++++ Input ++++

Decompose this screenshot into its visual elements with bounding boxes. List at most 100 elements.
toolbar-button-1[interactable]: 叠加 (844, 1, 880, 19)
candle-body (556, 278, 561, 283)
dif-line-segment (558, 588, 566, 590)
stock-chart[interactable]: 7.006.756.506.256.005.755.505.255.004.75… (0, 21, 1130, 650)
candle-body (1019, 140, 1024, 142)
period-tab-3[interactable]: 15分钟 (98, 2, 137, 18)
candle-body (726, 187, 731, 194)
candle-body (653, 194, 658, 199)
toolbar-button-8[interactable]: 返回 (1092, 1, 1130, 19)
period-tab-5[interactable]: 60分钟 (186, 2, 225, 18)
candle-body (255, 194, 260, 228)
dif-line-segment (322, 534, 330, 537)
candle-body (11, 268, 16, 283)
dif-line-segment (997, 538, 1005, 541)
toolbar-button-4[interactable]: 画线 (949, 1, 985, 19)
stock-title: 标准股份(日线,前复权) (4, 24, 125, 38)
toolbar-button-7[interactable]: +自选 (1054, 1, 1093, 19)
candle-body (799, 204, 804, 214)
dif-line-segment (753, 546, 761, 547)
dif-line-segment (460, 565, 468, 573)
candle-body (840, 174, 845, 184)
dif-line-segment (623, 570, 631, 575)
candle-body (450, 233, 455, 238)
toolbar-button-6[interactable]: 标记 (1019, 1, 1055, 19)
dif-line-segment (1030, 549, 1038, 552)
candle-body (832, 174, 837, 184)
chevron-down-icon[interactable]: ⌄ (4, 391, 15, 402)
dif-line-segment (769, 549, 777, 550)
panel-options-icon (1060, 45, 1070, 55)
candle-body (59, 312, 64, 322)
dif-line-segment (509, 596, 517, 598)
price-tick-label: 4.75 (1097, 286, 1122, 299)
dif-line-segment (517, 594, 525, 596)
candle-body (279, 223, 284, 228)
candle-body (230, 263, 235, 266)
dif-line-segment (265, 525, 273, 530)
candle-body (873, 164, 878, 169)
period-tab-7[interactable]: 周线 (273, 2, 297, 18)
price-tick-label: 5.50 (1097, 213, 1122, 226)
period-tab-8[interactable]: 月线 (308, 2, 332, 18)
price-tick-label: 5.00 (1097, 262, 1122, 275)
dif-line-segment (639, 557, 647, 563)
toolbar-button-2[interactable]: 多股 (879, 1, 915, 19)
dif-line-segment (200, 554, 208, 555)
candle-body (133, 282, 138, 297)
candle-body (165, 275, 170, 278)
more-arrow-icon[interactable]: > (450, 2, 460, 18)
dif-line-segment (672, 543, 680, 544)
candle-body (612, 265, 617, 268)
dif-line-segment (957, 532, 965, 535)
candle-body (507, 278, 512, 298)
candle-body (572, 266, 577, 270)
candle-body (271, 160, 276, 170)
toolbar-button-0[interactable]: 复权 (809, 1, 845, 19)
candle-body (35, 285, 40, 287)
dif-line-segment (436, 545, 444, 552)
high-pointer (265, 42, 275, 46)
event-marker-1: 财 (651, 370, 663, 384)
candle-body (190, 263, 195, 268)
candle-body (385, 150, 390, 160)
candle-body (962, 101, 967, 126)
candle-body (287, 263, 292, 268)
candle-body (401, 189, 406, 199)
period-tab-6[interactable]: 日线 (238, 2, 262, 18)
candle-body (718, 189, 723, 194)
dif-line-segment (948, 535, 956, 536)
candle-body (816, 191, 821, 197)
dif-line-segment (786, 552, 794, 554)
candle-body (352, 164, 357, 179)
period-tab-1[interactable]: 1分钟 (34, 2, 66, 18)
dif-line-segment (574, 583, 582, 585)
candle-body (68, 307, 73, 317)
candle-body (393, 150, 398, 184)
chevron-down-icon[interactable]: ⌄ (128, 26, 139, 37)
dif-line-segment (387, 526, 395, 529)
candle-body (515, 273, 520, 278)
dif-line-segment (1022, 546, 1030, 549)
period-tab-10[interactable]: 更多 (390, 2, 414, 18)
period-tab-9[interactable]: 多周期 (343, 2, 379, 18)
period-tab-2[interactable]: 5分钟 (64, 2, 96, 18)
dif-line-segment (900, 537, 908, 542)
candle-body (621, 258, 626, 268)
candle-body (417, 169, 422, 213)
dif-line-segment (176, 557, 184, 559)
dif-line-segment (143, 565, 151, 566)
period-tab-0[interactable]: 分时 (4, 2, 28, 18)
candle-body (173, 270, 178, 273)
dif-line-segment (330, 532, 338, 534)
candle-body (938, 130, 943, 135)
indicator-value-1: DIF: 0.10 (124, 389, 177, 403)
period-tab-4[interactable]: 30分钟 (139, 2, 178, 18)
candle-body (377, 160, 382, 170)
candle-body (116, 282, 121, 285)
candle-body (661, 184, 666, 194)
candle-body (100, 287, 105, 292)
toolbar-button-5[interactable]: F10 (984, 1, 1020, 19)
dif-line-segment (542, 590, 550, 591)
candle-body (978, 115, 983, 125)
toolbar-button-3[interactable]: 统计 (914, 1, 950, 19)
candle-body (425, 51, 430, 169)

++++

■ Your task
Write out every line of the listing above, character for character.

■ Right answer
Decompose this screenshot into its visual elements with bounding boxes. List at most 100 elements.
toolbar-button-1[interactable]: 叠加 (844, 1, 880, 19)
candle-body (556, 278, 561, 283)
dif-line-segment (558, 588, 566, 590)
stock-chart[interactable]: 7.006.756.506.256.005.755.505.255.004.75… (0, 21, 1130, 650)
candle-body (1019, 140, 1024, 142)
period-tab-3[interactable]: 15分钟 (98, 2, 137, 18)
candle-body (726, 187, 731, 194)
candle-body (653, 194, 658, 199)
toolbar-button-8[interactable]: 返回 (1092, 1, 1130, 19)
period-tab-5[interactable]: 60分钟 (186, 2, 225, 18)
candle-body (255, 194, 260, 228)
dif-line-segment (322, 534, 330, 537)
candle-body (11, 268, 16, 283)
dif-line-segment (997, 538, 1005, 541)
toolbar-button-4[interactable]: 画线 (949, 1, 985, 19)
stock-title: 标准股份(日线,前复权) (4, 24, 125, 38)
toolbar-button-7[interactable]: +自选 (1054, 1, 1093, 19)
candle-body (799, 204, 804, 214)
dif-line-segment (753, 546, 761, 547)
dif-line-segment (460, 565, 468, 573)
candle-body (840, 174, 845, 184)
dif-line-segment (623, 570, 631, 575)
candle-body (450, 233, 455, 238)
toolbar-button-6[interactable]: 标记 (1019, 1, 1055, 19)
dif-line-segment (1030, 549, 1038, 552)
candle-body (832, 174, 837, 184)
chevron-down-icon[interactable]: ⌄ (4, 391, 15, 402)
dif-line-segment (769, 549, 777, 550)
panel-options-icon (1060, 45, 1070, 55)
candle-body (59, 312, 64, 322)
dif-line-segment (509, 596, 517, 598)
price-tick-label: 4.75 (1097, 286, 1122, 299)
dif-line-segment (517, 594, 525, 596)
candle-body (279, 223, 284, 228)
candle-body (230, 263, 235, 266)
dif-line-segment (265, 525, 273, 530)
candle-body (873, 164, 878, 169)
period-tab-7[interactable]: 周线 (273, 2, 297, 18)
price-tick-label: 5.50 (1097, 213, 1122, 226)
period-tab-8[interactable]: 月线 (308, 2, 332, 18)
price-tick-label: 5.00 (1097, 262, 1122, 275)
dif-line-segment (639, 557, 647, 563)
toolbar-button-2[interactable]: 多股 (879, 1, 915, 19)
dif-line-segment (200, 554, 208, 555)
candle-body (133, 282, 138, 297)
candle-body (165, 275, 170, 278)
more-arrow-icon[interactable]: > (450, 2, 460, 18)
dif-line-segment (672, 543, 680, 544)
candle-body (612, 265, 617, 268)
dif-line-segment (957, 532, 965, 535)
candle-body (507, 278, 512, 298)
candle-body (572, 266, 577, 270)
candle-body (271, 160, 276, 170)
toolbar-button-0[interactable]: 复权 (809, 1, 845, 19)
candle-body (35, 285, 40, 287)
dif-line-segment (436, 545, 444, 552)
high-pointer (265, 42, 275, 46)
event-marker-1: 财 (651, 370, 663, 384)
candle-body (190, 263, 195, 268)
candle-body (385, 150, 390, 160)
candle-body (962, 101, 967, 126)
candle-body (287, 263, 292, 268)
candle-body (401, 189, 406, 199)
period-tab-6[interactable]: 日线 (238, 2, 262, 18)
candle-body (718, 189, 723, 194)
dif-line-segment (948, 535, 956, 536)
candle-body (816, 191, 821, 197)
dif-line-segment (786, 552, 794, 554)
candle-body (352, 164, 357, 179)
period-tab-1[interactable]: 1分钟 (34, 2, 66, 18)
dif-line-segment (574, 583, 582, 585)
candle-body (68, 307, 73, 317)
candle-body (393, 150, 398, 184)
chevron-down-icon[interactable]: ⌄ (128, 26, 139, 37)
dif-line-segment (387, 526, 395, 529)
candle-body (515, 273, 520, 278)
dif-line-segment (1022, 546, 1030, 549)
period-tab-10[interactable]: 更多 (390, 2, 414, 18)
period-tab-9[interactable]: 多周期 (343, 2, 379, 18)
period-tab-2[interactable]: 5分钟 (64, 2, 96, 18)
dif-line-segment (900, 537, 908, 542)
candle-body (621, 258, 626, 268)
candle-body (417, 169, 422, 213)
dif-line-segment (176, 557, 184, 559)
dif-line-segment (143, 565, 151, 566)
period-tab-0[interactable]: 分时 (4, 2, 28, 18)
candle-body (173, 270, 178, 273)
dif-line-segment (330, 532, 338, 534)
candle-body (938, 130, 943, 135)
indicator-value-1: DIF: 0.10 (124, 389, 177, 403)
period-tab-4[interactable]: 30分钟 (139, 2, 178, 18)
candle-body (377, 160, 382, 170)
candle-body (116, 282, 121, 285)
candle-body (661, 184, 666, 194)
candle-body (100, 287, 105, 292)
toolbar-button-5[interactable]: F10 (984, 1, 1020, 19)
dif-line-segment (542, 590, 550, 591)
candle-body (978, 115, 983, 125)
toolbar-button-3[interactable]: 统计 (914, 1, 950, 19)
candle-body (425, 51, 430, 169)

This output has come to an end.